→ GIVEN EXERCISE: Listed below are entries; give the number of lines among them that include "with", and only that number.
---
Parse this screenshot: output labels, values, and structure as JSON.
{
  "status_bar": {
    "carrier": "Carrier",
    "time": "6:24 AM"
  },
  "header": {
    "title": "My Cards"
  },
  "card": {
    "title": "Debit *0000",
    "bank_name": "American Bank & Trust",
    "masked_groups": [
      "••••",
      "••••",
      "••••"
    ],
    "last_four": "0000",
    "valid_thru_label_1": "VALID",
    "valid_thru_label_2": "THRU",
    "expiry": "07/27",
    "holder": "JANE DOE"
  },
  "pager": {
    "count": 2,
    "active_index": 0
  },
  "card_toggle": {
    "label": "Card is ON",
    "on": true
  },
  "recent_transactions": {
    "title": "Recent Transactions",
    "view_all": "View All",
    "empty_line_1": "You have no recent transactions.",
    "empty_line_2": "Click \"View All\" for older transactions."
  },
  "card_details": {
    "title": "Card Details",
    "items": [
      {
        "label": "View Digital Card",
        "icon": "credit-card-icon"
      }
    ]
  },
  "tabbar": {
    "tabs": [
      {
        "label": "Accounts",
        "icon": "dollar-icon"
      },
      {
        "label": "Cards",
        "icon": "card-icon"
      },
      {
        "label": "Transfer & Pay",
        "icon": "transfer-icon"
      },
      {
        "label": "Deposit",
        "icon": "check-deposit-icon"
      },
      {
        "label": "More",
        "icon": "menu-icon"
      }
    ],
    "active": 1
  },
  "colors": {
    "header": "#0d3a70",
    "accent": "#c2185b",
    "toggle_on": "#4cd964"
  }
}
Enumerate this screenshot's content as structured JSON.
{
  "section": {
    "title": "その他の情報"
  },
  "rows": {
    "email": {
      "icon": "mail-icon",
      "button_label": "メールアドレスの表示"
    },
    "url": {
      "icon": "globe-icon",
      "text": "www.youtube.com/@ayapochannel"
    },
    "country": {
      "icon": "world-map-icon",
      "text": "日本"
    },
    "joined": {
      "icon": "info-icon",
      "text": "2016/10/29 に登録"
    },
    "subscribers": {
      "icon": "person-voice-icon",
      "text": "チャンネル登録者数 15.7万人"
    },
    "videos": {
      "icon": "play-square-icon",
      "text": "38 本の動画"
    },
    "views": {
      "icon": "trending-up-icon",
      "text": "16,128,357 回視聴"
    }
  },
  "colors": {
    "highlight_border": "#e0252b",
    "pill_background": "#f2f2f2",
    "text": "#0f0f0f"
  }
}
---
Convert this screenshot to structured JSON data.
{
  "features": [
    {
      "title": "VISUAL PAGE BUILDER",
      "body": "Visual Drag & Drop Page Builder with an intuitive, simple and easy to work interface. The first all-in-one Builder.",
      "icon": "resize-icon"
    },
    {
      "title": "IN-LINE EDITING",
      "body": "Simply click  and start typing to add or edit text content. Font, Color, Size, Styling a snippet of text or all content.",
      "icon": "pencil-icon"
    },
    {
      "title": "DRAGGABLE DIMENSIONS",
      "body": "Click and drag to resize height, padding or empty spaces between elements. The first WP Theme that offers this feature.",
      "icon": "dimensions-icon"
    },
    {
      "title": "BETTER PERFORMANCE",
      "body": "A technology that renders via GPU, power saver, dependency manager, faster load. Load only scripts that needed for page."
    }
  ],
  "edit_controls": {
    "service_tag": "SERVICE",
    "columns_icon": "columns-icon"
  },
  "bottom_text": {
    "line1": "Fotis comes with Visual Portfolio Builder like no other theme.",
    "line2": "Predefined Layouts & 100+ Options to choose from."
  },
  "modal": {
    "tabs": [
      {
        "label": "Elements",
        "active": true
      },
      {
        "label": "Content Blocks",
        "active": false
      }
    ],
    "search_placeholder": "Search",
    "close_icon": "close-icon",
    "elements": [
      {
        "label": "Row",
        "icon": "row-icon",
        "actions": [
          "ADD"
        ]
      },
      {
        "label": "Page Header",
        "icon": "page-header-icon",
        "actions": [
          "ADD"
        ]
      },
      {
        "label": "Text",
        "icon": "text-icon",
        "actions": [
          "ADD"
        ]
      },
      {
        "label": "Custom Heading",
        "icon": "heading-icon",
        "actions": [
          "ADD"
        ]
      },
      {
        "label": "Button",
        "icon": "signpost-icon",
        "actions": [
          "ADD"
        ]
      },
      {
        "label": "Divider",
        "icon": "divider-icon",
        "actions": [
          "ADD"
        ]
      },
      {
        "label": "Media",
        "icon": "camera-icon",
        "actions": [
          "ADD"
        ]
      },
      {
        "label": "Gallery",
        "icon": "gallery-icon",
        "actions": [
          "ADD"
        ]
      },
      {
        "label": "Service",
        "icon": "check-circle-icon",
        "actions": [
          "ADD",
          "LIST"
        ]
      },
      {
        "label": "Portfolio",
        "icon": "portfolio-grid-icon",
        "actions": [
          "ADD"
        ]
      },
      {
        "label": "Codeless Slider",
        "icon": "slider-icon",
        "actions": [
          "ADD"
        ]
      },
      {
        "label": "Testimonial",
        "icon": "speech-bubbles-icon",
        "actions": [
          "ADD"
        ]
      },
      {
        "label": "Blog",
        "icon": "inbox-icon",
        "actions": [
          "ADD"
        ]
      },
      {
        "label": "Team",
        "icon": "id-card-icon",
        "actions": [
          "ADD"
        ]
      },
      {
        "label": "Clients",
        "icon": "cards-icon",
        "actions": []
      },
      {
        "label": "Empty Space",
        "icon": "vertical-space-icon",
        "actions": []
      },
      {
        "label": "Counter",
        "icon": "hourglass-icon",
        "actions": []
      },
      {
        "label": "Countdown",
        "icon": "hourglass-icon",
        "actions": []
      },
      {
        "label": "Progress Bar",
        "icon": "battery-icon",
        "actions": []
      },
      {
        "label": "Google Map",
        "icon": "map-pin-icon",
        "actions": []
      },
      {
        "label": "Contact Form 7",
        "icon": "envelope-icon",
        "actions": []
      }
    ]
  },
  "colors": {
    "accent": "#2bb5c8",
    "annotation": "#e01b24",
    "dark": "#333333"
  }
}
---
→ RESULT OF THE TASK: 2